TASK STATEMENT | Where a line holds "this", copy it.

DATA LINES |
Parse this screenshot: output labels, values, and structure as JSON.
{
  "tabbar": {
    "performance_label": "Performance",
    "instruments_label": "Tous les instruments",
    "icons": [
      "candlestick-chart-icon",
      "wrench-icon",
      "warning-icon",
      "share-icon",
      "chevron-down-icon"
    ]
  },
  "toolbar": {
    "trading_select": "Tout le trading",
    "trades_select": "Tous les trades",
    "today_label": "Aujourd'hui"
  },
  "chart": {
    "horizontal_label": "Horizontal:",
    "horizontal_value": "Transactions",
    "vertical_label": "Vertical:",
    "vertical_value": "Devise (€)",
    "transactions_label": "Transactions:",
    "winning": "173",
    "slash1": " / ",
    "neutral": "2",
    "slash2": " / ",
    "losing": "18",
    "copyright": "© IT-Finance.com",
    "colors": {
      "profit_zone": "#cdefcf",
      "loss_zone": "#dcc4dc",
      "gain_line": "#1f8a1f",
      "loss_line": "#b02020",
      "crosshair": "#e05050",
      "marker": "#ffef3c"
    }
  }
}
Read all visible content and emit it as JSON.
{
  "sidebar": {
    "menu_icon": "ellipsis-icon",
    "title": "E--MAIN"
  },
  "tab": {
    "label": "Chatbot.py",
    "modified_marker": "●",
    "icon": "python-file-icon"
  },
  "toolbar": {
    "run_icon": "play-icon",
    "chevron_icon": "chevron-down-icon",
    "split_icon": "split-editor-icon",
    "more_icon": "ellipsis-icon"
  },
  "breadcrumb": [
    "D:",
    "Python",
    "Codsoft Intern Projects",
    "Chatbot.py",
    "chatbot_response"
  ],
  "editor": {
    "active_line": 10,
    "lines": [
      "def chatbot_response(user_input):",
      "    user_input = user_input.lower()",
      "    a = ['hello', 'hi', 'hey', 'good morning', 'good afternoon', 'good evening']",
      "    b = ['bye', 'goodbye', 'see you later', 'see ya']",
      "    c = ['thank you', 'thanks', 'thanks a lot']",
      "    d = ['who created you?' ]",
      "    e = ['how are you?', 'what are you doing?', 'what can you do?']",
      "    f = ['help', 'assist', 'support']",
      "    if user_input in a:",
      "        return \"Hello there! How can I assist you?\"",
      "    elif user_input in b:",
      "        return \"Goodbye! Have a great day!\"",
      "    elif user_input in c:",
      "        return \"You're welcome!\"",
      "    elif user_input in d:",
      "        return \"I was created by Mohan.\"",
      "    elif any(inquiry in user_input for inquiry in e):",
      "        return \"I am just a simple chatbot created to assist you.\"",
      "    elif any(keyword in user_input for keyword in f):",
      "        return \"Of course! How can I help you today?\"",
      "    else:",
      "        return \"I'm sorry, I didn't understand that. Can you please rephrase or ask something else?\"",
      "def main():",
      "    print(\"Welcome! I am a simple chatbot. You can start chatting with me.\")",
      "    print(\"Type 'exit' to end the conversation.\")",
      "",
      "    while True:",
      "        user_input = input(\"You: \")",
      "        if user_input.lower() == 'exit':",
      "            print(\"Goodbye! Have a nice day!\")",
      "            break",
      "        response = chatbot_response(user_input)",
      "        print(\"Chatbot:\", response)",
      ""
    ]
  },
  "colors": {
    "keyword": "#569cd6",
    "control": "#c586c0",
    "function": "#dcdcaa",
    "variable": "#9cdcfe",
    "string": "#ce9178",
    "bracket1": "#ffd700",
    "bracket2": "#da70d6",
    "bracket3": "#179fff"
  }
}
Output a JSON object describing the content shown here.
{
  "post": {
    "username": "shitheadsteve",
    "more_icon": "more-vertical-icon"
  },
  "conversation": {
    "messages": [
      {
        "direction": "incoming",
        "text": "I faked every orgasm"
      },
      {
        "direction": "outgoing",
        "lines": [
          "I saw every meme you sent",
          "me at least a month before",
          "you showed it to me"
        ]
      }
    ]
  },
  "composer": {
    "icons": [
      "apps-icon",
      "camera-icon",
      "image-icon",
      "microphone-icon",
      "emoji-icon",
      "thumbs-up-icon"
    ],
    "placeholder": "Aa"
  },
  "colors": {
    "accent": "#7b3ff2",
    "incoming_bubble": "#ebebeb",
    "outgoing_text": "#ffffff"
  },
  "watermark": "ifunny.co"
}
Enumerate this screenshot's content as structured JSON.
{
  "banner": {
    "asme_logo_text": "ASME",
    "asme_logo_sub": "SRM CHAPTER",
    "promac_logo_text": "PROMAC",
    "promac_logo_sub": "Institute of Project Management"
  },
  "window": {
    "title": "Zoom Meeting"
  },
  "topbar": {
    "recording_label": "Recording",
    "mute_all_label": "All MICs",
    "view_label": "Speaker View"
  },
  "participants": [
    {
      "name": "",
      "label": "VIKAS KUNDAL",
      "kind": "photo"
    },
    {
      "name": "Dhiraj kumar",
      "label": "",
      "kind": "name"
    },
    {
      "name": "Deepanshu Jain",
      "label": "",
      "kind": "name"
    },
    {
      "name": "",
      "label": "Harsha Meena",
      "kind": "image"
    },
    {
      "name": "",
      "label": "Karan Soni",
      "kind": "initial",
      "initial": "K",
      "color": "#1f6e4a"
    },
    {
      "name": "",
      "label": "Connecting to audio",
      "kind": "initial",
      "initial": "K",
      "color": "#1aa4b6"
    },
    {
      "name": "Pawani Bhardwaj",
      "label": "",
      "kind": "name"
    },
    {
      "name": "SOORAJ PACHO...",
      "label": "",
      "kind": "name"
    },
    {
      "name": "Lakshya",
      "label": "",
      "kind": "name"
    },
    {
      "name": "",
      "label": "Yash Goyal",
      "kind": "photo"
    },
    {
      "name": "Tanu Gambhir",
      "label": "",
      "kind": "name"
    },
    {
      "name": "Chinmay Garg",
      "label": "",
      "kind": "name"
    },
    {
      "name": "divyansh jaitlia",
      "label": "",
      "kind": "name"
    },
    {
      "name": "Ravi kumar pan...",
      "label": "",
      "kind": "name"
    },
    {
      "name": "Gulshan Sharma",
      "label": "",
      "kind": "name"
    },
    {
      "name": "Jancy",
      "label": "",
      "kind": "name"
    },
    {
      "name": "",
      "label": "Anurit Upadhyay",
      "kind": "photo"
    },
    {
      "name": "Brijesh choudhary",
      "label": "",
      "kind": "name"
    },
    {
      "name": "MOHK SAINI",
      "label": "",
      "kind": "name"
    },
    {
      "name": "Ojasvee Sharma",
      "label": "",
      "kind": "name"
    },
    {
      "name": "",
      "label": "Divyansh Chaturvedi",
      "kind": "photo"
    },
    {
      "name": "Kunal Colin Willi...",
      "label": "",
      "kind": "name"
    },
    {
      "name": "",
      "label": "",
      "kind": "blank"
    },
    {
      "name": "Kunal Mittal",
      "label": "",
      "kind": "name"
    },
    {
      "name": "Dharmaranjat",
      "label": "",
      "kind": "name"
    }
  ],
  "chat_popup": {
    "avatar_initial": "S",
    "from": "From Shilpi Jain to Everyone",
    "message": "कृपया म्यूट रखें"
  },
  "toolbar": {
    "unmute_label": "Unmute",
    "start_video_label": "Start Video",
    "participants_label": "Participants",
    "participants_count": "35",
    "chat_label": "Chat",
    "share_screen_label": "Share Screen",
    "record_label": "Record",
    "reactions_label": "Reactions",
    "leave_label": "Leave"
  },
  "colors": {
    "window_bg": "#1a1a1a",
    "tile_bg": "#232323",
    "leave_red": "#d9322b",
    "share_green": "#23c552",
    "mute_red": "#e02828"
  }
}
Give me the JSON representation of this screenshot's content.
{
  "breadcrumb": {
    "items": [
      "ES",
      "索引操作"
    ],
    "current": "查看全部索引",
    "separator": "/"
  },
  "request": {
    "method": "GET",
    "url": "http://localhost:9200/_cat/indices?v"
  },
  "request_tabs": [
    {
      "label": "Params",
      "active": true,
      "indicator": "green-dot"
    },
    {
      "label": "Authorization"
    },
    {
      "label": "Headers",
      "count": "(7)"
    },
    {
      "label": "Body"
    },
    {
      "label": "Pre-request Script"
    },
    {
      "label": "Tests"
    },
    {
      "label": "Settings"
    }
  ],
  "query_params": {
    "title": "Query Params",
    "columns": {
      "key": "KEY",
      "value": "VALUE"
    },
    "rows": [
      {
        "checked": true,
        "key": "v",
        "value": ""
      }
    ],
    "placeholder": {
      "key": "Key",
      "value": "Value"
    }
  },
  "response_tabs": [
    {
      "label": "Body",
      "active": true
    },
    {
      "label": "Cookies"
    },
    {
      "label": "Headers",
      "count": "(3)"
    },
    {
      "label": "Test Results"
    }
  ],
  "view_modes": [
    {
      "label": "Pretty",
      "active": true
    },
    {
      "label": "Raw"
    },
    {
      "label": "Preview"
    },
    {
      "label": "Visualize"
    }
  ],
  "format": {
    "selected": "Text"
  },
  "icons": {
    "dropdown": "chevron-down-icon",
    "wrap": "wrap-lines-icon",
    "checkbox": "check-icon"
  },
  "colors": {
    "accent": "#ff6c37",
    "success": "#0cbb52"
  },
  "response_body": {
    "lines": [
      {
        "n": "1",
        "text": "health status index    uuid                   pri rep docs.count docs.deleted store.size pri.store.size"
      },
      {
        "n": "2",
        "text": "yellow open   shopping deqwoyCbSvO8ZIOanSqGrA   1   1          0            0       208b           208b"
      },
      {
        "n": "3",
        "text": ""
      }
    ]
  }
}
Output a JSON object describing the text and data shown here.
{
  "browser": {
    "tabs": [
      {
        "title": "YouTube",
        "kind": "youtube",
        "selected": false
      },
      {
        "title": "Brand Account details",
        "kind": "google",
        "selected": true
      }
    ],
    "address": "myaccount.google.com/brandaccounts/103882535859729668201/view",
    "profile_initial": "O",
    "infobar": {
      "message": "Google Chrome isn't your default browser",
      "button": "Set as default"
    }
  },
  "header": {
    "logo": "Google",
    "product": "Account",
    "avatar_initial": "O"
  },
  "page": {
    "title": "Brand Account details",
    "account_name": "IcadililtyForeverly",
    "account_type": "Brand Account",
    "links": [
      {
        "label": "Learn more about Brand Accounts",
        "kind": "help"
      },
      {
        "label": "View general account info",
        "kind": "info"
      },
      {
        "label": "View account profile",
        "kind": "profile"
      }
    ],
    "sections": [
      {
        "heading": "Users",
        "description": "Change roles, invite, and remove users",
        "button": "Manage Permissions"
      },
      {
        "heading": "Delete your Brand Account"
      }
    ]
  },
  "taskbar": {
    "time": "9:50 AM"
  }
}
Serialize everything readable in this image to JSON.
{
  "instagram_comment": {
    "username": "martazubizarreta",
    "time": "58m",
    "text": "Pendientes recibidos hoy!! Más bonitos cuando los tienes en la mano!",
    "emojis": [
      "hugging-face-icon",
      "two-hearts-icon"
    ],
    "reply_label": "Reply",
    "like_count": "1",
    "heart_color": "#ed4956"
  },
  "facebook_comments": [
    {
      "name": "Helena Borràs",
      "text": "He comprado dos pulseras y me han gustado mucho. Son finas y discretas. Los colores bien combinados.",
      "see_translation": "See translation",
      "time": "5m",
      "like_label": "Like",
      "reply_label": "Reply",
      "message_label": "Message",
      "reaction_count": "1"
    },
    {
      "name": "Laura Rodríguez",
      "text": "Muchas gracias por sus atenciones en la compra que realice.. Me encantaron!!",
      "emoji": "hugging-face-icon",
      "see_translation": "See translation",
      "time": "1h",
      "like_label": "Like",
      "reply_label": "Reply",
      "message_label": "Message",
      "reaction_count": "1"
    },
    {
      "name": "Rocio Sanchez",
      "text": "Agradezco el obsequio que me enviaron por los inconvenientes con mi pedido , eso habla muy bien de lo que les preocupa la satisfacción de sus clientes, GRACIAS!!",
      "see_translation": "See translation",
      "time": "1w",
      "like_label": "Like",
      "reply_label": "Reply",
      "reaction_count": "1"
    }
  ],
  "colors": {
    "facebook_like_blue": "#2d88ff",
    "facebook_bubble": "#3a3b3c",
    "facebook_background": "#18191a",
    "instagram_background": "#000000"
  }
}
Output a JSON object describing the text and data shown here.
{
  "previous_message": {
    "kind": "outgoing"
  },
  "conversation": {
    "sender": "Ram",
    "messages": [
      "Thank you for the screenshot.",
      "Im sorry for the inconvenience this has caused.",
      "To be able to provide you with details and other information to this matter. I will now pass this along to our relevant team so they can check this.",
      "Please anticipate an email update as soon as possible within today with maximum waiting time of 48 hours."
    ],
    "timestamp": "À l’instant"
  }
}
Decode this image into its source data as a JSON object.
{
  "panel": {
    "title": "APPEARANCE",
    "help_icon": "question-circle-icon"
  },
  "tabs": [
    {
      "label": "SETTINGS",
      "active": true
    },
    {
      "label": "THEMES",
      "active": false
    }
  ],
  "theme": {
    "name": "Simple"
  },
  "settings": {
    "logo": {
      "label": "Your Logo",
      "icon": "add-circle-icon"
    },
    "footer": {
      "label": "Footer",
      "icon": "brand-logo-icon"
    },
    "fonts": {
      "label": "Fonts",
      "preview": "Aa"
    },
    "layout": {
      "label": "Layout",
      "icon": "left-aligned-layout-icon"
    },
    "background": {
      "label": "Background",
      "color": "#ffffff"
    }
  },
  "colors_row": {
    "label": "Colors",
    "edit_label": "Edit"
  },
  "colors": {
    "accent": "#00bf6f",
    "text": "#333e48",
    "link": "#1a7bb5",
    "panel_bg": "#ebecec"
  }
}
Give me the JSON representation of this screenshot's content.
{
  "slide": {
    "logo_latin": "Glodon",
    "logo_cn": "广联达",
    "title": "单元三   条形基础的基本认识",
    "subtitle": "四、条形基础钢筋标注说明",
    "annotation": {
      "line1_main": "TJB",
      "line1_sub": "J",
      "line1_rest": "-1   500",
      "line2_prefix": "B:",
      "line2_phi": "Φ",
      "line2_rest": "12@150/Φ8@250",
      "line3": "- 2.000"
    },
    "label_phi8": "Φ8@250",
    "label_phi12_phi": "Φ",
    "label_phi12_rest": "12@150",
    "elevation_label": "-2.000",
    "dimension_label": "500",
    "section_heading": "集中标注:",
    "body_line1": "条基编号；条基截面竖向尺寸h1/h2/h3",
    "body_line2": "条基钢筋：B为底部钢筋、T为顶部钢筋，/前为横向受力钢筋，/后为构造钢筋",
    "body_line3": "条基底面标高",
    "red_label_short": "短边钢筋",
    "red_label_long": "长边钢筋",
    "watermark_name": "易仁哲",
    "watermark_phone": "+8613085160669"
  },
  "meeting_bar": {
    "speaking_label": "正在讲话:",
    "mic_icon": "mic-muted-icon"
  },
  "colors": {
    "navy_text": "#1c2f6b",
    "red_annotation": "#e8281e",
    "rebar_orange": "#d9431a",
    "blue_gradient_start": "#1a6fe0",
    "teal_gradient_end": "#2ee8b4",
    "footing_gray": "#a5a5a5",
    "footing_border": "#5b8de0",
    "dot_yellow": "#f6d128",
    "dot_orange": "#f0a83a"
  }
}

EXERCISE RESULT |
Parse this screenshot: output labels, values, and structure as JSON.
Enumerate this screenshot's content as structured JSON.
Give me the JSON representation of this screenshot's content.
Serialize everything readable in this image to JSON.
      "Im sorry for the inconvenience this has caused.",
      "To be able to provide you with details and other information to this matter. I will now pass this along to our relevant team so they can check this.",
Decode this image into its source data as a JSON object.
Give me the JSON representation of this screenshot's content.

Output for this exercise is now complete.